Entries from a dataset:
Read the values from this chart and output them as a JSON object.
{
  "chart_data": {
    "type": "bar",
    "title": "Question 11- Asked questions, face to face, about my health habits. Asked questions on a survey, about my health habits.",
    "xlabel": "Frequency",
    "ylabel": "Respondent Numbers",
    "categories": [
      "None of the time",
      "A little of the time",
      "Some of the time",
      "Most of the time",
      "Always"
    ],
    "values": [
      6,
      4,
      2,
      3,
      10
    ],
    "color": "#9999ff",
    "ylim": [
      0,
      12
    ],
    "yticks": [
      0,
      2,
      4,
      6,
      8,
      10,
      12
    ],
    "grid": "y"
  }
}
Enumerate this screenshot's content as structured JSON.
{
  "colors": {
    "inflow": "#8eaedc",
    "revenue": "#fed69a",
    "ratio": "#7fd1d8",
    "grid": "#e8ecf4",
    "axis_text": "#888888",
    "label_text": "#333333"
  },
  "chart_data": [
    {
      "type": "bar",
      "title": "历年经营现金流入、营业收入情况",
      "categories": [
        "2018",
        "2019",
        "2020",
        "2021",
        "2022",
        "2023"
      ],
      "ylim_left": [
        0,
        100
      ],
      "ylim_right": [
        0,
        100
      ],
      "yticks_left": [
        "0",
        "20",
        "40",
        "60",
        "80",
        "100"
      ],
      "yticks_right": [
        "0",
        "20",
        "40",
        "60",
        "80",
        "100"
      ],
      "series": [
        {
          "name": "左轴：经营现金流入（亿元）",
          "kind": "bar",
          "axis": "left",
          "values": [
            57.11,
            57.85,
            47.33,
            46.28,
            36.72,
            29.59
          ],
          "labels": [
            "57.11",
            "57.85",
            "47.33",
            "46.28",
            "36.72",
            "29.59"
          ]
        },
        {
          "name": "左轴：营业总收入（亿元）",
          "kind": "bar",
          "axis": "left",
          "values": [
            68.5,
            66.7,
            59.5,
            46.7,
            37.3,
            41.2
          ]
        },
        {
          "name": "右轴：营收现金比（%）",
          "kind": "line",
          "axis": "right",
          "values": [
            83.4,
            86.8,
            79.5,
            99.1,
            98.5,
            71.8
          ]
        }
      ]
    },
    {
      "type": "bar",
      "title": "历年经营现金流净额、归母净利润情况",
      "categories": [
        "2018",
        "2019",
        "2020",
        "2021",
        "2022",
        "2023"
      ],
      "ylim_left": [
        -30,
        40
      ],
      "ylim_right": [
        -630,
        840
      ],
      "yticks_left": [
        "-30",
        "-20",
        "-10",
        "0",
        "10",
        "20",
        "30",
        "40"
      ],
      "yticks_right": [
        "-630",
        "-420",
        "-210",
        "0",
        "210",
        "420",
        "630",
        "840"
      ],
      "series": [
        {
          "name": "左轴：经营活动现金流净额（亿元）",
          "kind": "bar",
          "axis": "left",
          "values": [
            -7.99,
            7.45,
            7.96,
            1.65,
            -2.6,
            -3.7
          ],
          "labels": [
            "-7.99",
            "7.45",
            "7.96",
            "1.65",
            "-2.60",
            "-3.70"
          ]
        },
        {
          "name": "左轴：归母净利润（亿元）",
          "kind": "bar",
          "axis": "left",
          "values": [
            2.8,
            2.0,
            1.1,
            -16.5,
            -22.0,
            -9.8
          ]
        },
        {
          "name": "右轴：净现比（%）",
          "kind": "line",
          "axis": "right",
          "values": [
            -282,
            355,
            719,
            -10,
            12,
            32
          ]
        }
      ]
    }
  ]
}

* STATED EXERCISE *
Each line that contains the string "name" counts once; report how many such lines the entries have, giving only the number.

* FULL RESPONSE *
6